Goal: Each line below is to be written out in full, exactly as shown.
= = = = =
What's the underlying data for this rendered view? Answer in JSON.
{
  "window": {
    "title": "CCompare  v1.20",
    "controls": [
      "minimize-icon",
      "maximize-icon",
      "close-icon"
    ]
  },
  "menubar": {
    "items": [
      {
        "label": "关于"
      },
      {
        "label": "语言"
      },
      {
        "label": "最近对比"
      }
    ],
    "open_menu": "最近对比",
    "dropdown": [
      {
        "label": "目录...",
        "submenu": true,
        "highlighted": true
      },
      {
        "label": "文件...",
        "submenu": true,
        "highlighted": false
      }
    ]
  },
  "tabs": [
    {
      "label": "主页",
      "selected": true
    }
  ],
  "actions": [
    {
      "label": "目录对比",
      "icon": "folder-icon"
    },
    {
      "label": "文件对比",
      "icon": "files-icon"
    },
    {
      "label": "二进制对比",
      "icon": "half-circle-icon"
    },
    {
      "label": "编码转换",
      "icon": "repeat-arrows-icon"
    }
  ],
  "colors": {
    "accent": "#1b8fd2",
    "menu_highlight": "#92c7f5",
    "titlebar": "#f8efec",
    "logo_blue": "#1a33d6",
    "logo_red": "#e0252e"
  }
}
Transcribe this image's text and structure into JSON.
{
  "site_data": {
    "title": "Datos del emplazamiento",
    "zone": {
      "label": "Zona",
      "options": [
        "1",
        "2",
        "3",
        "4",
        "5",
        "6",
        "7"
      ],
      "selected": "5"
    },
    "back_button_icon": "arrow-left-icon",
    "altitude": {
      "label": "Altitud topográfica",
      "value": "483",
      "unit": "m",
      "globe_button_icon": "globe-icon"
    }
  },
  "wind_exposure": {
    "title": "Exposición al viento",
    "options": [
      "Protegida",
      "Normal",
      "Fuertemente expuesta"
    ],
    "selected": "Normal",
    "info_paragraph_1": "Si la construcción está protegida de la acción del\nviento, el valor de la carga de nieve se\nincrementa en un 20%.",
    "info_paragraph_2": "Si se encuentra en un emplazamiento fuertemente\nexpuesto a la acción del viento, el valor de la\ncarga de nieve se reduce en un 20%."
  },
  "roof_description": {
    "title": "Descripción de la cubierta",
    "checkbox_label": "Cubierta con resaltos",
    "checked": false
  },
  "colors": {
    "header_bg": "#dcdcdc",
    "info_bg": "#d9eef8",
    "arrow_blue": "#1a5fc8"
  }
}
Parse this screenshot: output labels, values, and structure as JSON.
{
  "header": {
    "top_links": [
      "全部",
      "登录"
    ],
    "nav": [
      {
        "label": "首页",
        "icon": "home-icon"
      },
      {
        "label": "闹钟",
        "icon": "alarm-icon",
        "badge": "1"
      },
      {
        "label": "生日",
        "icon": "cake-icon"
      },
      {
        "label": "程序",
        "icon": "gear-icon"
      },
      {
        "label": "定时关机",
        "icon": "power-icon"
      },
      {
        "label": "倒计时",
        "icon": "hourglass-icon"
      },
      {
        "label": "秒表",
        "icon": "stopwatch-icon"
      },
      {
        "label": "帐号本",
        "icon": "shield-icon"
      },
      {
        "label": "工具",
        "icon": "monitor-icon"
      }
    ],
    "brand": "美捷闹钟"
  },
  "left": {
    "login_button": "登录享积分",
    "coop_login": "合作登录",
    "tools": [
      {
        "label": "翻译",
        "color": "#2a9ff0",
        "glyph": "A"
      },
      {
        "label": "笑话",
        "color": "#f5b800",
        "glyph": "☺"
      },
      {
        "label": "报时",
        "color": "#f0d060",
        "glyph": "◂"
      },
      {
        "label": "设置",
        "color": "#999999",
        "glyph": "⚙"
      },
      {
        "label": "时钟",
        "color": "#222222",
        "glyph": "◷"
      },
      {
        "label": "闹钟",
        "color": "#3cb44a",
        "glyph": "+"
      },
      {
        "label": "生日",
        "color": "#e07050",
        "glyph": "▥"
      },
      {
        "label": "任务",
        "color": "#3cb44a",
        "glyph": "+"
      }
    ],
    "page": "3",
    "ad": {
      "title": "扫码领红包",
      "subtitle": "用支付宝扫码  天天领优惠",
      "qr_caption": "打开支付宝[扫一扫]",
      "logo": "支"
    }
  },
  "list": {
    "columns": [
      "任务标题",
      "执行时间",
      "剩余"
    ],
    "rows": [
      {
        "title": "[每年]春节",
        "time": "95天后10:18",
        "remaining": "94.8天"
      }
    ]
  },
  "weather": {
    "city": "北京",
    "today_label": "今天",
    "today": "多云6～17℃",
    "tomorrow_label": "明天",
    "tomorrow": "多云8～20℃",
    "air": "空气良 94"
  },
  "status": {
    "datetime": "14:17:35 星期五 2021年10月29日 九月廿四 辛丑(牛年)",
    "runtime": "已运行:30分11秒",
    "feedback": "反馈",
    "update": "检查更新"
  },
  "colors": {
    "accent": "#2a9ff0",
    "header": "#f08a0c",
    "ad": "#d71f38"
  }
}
= = = = =
Result for this exercise:
What's the underlying data for this rendered view? Answer in JSON.
{
  "window": {
    "title": "CCompare  v1.20",
    "controls": [
      "minimize-icon",
      "maximize-icon",
      "close-icon"
    ]
  },
  "menubar": {
    "items": [
      {
        "label": "关于"
      },
      {
        "label": "语言"
      },
      {
        "label": "最近对比"
      }
    ],
    "open_menu": "最近对比",
    "dropdown": [
      {
        "label": "目录...",
        "submenu": true,
        "highlighted": true
      },
      {
        "label": "文件...",
        "submenu": true,
        "highlighted": false
      }
    ]
  },
  "tabs": [
    {
      "label": "主页",
      "selected": true
    }
  ],
  "actions": [
    {
      "label": "目录对比",
      "icon": "folder-icon"
    },
    {
      "label": "文件对比",
      "icon": "files-icon"
    },
    {
      "label": "二进制对比",
      "icon": "half-circle-icon"
    },
    {
      "label": "编码转换",
      "icon": "repeat-arrows-icon"
    }
  ],
  "colors": {
    "accent": "#1b8fd2",
    "menu_highlight": "#92c7f5",
    "titlebar": "#f8efec",
    "logo_blue": "#1a33d6",
    "logo_red": "#e0252e"
  }
}
Transcribe this image's text and structure into JSON.
{
  "site_data": {
    "title": "Datos del emplazamiento",
    "zone": {
      "label": "Zona",
      "options": [
        "1",
        "2",
        "3",
        "4",
        "5",
        "6",
        "7"
      ],
      "selected": "5"
    },
    "back_button_icon": "arrow-left-icon",
    "altitude": {
      "label": "Altitud topográfica",
      "value": "483",
      "unit": "m",
      "globe_button_icon": "globe-icon"
    }
  },
  "wind_exposure": {
    "title": "Exposición al viento",
    "options": [
      "Protegida",
      "Normal",
      "Fuertemente expuesta"
    ],
    "selected": "Normal",
    "info_paragraph_1": "Si la construcción está protegida de la acción del\nviento, el valor de la carga de nieve se\nincrementa en un 20%.",
    "info_paragraph_2": "Si se encuentra en un emplazamiento fuertemente\nexpuesto a la acción del viento, el valor de la\ncarga de nieve se reduce en un 20%."
  },
  "roof_description": {
    "title": "Descripción de la cubierta",
    "checkbox_label": "Cubierta con resaltos",
    "checked": false
  },
  "colors": {
    "header_bg": "#dcdcdc",
    "info_bg": "#d9eef8",
    "arrow_blue": "#1a5fc8"
  }
}
Parse this screenshot: output labels, values, and structure as JSON.
{
  "header": {
    "top_links": [
      "全部",
      "登录"
    ],
    "nav": [
      {
        "label": "首页",
        "icon": "home-icon"
      },
      {
        "label": "闹钟",
        "icon": "alarm-icon",
        "badge": "1"
      },
      {
        "label": "生日",
        "icon": "cake-icon"
      },
      {
        "label": "程序",
        "icon": "gear-icon"
      },
      {
        "label": "定时关机",
        "icon": "power-icon"
      },
      {
        "label": "倒计时",
        "icon": "hourglass-icon"
      },
      {
        "label": "秒表",
        "icon": "stopwatch-icon"
      },
      {
        "label": "帐号本",
        "icon": "shield-icon"
      },
      {
        "label": "工具",
        "icon": "monitor-icon"
      }
    ],
    "brand": "美捷闹钟"
  },
  "left": {
    "login_button": "登录享积分",
    "coop_login": "合作登录",
    "tools": [
      {
        "label": "翻译",
        "color": "#2a9ff0",
        "glyph": "A"
      },
      {
        "label": "笑话",
        "color": "#f5b800",
        "glyph": "☺"
      },
      {
        "label": "报时",
        "color": "#f0d060",
        "glyph": "◂"
      },
      {
        "label": "设置",
        "color": "#999999",
        "glyph": "⚙"
      },
      {
        "label": "时钟",
        "color": "#222222",
        "glyph": "◷"
      },
      {
        "label": "闹钟",
        "color": "#3cb44a",
        "glyph": "+"
      },
      {
        "label": "生日",
        "color": "#e07050",
        "glyph": "▥"
      },
      {
        "label": "任务",
        "color": "#3cb44a",
        "glyph": "+"
      }
    ],
    "page": "3",
    "ad": {
      "title": "扫码领红包",
      "subtitle": "用支付宝扫码  天天领优惠",
      "qr_caption": "打开支付宝[扫一扫]",
      "logo": "支"
    }
  },
  "list": {
    "columns": [
      "任务标题",
      "执行时间",
      "剩余"
    ],
    "rows": [
      {
        "title": "[每年]春节",
        "time": "95天后10:18",
        "remaining": "94.8天"
      }
    ]
  },
  "weather": {
    "city": "北京",
    "today_label": "今天",
    "today": "多云6～17℃",
    "tomorrow_label": "明天",
    "tomorrow": "多云8～20℃",
    "air": "空气良 94"
  },
  "status": {
    "datetime": "14:17:35 星期五 2021年10月29日 九月廿四 辛丑(牛年)",
    "runtime": "已运行:30分11秒",
    "feedback": "反馈",
    "update": "检查更新"
  },
  "colors": {
    "accent": "#2a9ff0",
    "header": "#f08a0c",
    "ad": "#d71f38"
  }
}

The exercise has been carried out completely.